[Items from a figure collection]
□ □ □

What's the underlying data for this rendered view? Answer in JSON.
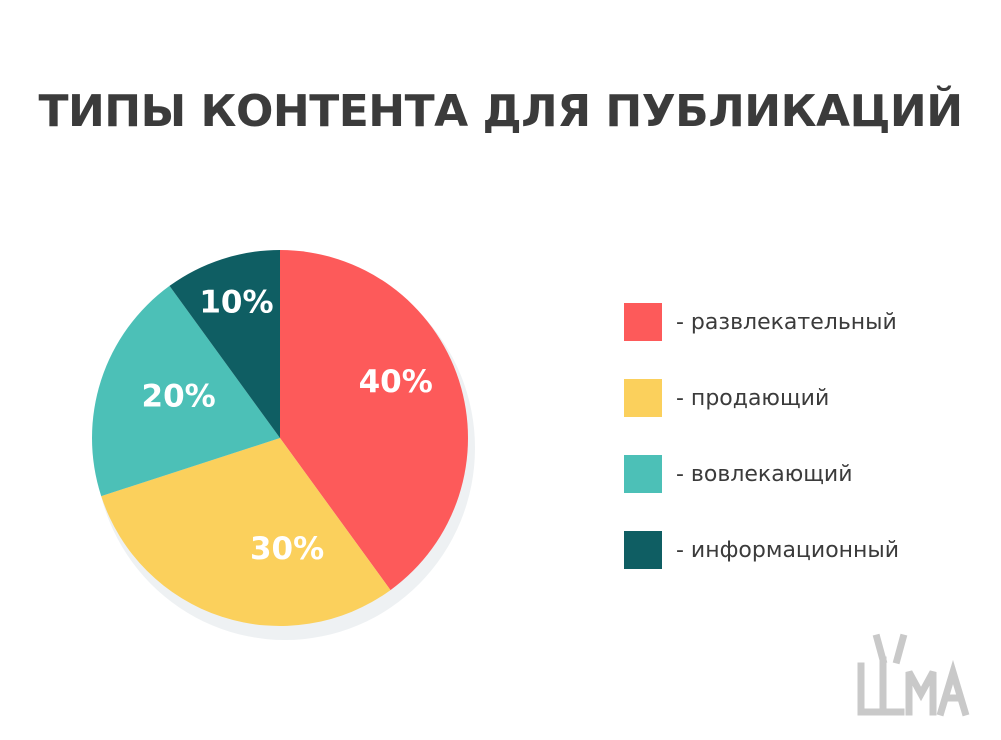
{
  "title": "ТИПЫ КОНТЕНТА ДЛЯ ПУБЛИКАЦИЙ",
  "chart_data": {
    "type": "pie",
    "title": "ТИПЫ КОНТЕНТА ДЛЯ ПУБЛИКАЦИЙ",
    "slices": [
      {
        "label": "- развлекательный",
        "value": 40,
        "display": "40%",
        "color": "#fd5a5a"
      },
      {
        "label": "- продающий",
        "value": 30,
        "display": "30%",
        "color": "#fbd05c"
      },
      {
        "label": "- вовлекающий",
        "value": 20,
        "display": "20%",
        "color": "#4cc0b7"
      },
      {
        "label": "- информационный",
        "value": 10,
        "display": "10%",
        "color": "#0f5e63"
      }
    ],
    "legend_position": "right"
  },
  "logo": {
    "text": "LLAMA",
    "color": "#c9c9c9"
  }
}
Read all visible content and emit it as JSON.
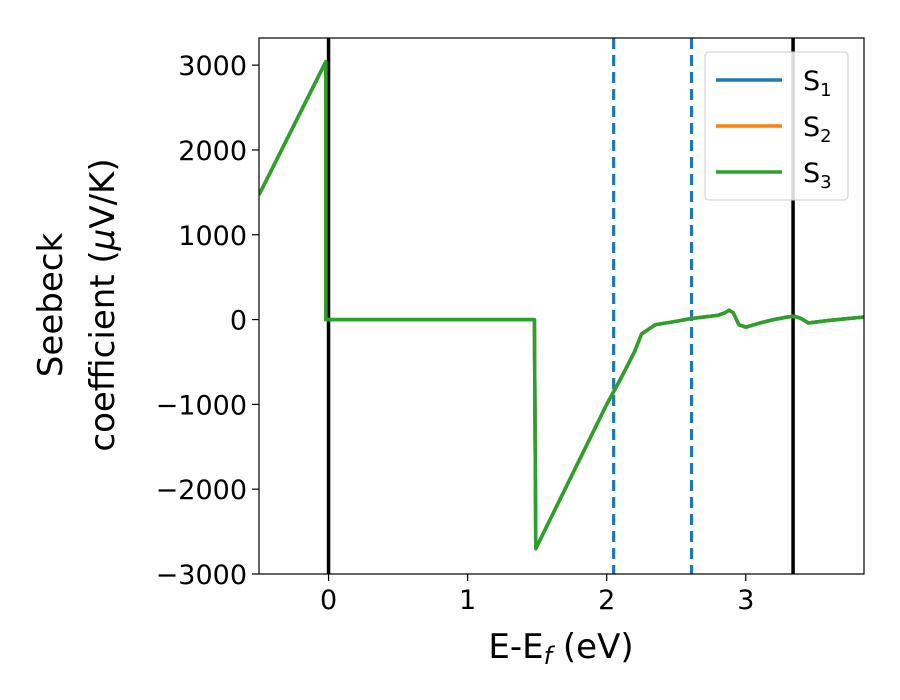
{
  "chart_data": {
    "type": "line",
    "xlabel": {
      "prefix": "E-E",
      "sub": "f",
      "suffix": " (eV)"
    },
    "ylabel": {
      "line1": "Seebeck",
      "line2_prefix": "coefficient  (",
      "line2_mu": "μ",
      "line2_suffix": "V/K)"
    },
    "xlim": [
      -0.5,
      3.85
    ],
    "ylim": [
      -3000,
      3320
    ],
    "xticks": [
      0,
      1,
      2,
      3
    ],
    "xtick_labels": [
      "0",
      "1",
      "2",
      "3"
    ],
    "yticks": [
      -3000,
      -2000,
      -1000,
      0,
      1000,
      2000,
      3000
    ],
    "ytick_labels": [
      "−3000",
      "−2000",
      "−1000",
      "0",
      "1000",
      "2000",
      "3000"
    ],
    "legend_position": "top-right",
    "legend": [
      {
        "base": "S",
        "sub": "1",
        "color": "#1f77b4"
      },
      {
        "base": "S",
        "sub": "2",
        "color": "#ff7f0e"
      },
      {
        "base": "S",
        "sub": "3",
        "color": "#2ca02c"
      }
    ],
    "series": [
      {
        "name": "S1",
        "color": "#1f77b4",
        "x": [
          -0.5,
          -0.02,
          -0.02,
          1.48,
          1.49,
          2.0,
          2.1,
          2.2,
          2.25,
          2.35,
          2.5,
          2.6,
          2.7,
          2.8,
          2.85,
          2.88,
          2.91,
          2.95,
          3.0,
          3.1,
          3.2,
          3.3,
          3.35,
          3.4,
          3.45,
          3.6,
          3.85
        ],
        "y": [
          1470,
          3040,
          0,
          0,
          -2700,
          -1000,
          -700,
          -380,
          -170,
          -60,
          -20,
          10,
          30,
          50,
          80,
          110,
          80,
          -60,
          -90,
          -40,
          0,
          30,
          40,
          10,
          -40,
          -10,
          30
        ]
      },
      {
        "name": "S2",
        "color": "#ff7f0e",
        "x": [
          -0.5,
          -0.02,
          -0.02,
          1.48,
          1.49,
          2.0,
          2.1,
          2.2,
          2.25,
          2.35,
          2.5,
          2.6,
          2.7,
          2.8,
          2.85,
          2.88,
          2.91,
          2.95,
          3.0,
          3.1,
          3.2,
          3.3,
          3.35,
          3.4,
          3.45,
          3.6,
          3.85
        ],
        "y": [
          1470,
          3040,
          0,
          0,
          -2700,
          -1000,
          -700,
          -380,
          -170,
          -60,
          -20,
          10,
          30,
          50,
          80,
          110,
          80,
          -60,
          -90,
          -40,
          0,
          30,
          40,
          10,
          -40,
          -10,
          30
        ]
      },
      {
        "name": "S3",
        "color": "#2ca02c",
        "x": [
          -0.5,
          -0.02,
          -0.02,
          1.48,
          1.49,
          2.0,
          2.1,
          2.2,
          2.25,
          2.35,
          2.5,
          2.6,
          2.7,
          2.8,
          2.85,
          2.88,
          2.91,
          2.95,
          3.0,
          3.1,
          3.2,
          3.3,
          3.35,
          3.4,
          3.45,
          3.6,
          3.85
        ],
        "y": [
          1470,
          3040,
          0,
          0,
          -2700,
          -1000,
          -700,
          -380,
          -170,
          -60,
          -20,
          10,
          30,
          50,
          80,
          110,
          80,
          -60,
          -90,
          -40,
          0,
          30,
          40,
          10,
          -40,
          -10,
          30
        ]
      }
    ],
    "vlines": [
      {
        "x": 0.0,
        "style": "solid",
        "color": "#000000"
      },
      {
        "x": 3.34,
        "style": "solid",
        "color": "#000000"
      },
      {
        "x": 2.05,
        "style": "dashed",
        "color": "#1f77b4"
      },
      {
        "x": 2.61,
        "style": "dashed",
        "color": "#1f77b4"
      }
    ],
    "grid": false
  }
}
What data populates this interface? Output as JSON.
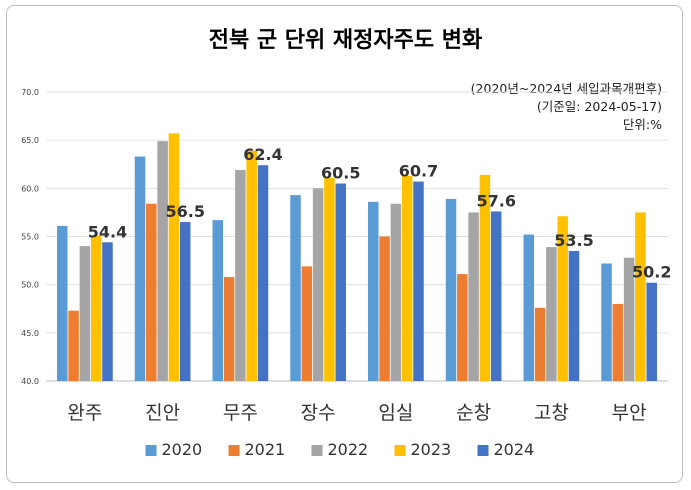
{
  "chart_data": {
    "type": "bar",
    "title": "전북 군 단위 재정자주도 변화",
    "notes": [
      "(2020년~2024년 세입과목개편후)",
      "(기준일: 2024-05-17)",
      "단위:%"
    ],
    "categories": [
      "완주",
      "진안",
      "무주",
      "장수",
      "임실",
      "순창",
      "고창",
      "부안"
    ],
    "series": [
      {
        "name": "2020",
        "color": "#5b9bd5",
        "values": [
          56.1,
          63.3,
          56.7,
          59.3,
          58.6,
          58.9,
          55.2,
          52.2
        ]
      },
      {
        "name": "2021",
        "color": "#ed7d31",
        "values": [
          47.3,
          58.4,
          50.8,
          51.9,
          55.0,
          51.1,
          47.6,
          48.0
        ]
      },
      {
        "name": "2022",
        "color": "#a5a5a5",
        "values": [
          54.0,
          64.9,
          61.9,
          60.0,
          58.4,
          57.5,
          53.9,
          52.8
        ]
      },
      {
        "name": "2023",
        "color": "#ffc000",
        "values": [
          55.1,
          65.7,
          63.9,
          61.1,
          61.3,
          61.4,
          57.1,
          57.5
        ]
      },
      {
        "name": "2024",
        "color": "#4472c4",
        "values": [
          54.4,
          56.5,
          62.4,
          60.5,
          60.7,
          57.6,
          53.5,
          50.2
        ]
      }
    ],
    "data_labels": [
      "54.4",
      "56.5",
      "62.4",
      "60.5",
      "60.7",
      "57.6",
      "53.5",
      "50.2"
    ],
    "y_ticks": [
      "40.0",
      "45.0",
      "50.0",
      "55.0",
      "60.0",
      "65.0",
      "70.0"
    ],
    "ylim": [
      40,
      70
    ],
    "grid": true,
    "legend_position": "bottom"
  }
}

□ □ □

◆ Stated goal: Exclude the pictures, and transcribe all of the material exactly.

◆ Answer to the exercise:
What's the underlying data for this rendered view? Answer in JSON.
{
  "title": "ТИПЫ КОНТЕНТА ДЛЯ ПУБЛИКАЦИЙ",
  "chart_data": {
    "type": "pie",
    "title": "ТИПЫ КОНТЕНТА ДЛЯ ПУБЛИКАЦИЙ",
    "slices": [
      {
        "label": "- развлекательный",
        "value": 40,
        "display": "40%",
        "color": "#fd5a5a"
      },
      {
        "label": "- продающий",
        "value": 30,
        "display": "30%",
        "color": "#fbd05c"
      },
      {
        "label": "- вовлекающий",
        "value": 20,
        "display": "20%",
        "color": "#4cc0b7"
      },
      {
        "label": "- информационный",
        "value": 10,
        "display": "10%",
        "color": "#0f5e63"
      }
    ],
    "legend_position": "right"
  },
  "logo": {
    "text": "LLAMA",
    "color": "#c9c9c9"
  }
}
Read all visible content and emit it as JSON.
{
  "chart_data": {
    "type": "line",
    "xlabel": {
      "prefix": "E-E",
      "sub": "f",
      "suffix": " (eV)"
    },
    "ylabel": {
      "line1": "Seebeck",
      "line2_prefix": "coefficient  (",
      "line2_mu": "μ",
      "line2_suffix": "V/K)"
    },
    "xlim": [
      -0.5,
      3.85
    ],
    "ylim": [
      -3000,
      3320
    ],
    "xticks": [
      0,
      1,
      2,
      3
    ],
    "xtick_labels": [
      "0",
      "1",
      "2",
      "3"
    ],
    "yticks": [
      -3000,
      -2000,
      -1000,
      0,
      1000,
      2000,
      3000
    ],
    "ytick_labels": [
      "−3000",
      "−2000",
      "−1000",
      "0",
      "1000",
      "2000",
      "3000"
    ],
    "legend_position": "top-right",
    "legend": [
      {
        "base": "S",
        "sub": "1",
        "color": "#1f77b4"
      },
      {
        "base": "S",
        "sub": "2",
        "color": "#ff7f0e"
      },
      {
        "base": "S",
        "sub": "3",
        "color": "#2ca02c"
      }
    ],
    "series": [
      {
        "name": "S1",
        "color": "#1f77b4",
        "x": [
          -0.5,
          -0.02,
          -0.02,
          1.48,
          1.49,
          2.0,
          2.1,
          2.2,
          2.25,
          2.35,
          2.5,
          2.6,
          2.7,
          2.8,
          2.85,
          2.88,
          2.91,
          2.95,
          3.0,
          3.1,
          3.2,
          3.3,
          3.35,
          3.4,
          3.45,
          3.6,
          3.85
        ],
        "y": [
          1470,
          3040,
          0,
          0,
          -2700,
          -1000,
          -700,
          -380,
          -170,
          -60,
          -20,
          10,
          30,
          50,
          80,
          110,
          80,
          -60,
          -90,
          -40,
          0,
          30,
          40,
          10,
          -40,
          -10,
          30
        ]
      },
      {
        "name": "S2",
        "color": "#ff7f0e",
        "x": [
          -0.5,
          -0.02,
          -0.02,
          1.48,
          1.49,
          2.0,
          2.1,
          2.2,
          2.25,
          2.35,
          2.5,
          2.6,
          2.7,
          2.8,
          2.85,
          2.88,
          2.91,
          2.95,
          3.0,
          3.1,
          3.2,
          3.3,
          3.35,
          3.4,
          3.45,
          3.6,
          3.85
        ],
        "y": [
          1470,
          3040,
          0,
          0,
          -2700,
          -1000,
          -700,
          -380,
          -170,
          -60,
          -20,
          10,
          30,
          50,
          80,
          110,
          80,
          -60,
          -90,
          -40,
          0,
          30,
          40,
          10,
          -40,
          -10,
          30
        ]
      },
      {
        "name": "S3",
        "color": "#2ca02c",
        "x": [
          -0.5,
          -0.02,
          -0.02,
          1.48,
          1.49,
          2.0,
          2.1,
          2.2,
          2.25,
          2.35,
          2.5,
          2.6,
          2.7,
          2.8,
          2.85,
          2.88,
          2.91,
          2.95,
          3.0,
          3.1,
          3.2,
          3.3,
          3.35,
          3.4,
          3.45,
          3.6,
          3.85
        ],
        "y": [
          1470,
          3040,
          0,
          0,
          -2700,
          -1000,
          -700,
          -380,
          -170,
          -60,
          -20,
          10,
          30,
          50,
          80,
          110,
          80,
          -60,
          -90,
          -40,
          0,
          30,
          40,
          10,
          -40,
          -10,
          30
        ]
      }
    ],
    "vlines": [
      {
        "x": 0.0,
        "style": "solid",
        "color": "#000000"
      },
      {
        "x": 3.34,
        "style": "solid",
        "color": "#000000"
      },
      {
        "x": 2.05,
        "style": "dashed",
        "color": "#1f77b4"
      },
      {
        "x": 2.61,
        "style": "dashed",
        "color": "#1f77b4"
      }
    ],
    "grid": false
  }
}
What data populates this interface? Output as JSON.
{
  "chart_data": {
    "type": "bar",
    "title": "전북 군 단위 재정자주도 변화",
    "notes": [
      "(2020년~2024년 세입과목개편후)",
      "(기준일: 2024-05-17)",
      "단위:%"
    ],
    "categories": [
      "완주",
      "진안",
      "무주",
      "장수",
      "임실",
      "순창",
      "고창",
      "부안"
    ],
    "series": [
      {
        "name": "2020",
        "color": "#5b9bd5",
        "values": [
          56.1,
          63.3,
          56.7,
          59.3,
          58.6,
          58.9,
          55.2,
          52.2
        ]
      },
      {
        "name": "2021",
        "color": "#ed7d31",
        "values": [
          47.3,
          58.4,
          50.8,
          51.9,
          55.0,
          51.1,
          47.6,
          48.0
        ]
      },
      {
        "name": "2022",
        "color": "#a5a5a5",
        "values": [
          54.0,
          64.9,
          61.9,
          60.0,
          58.4,
          57.5,
          53.9,
          52.8
        ]
      },
      {
        "name": "2023",
        "color": "#ffc000",
        "values": [
          55.1,
          65.7,
          63.9,
          61.1,
          61.3,
          61.4,
          57.1,
          57.5
        ]
      },
      {
        "name": "2024",
        "color": "#4472c4",
        "values": [
          54.4,
          56.5,
          62.4,
          60.5,
          60.7,
          57.6,
          53.5,
          50.2
        ]
      }
    ],
    "data_labels": [
      "54.4",
      "56.5",
      "62.4",
      "60.5",
      "60.7",
      "57.6",
      "53.5",
      "50.2"
    ],
    "y_ticks": [
      "40.0",
      "45.0",
      "50.0",
      "55.0",
      "60.0",
      "65.0",
      "70.0"
    ],
    "ylim": [
      40,
      70
    ],
    "grid": true,
    "legend_position": "bottom"
  }
}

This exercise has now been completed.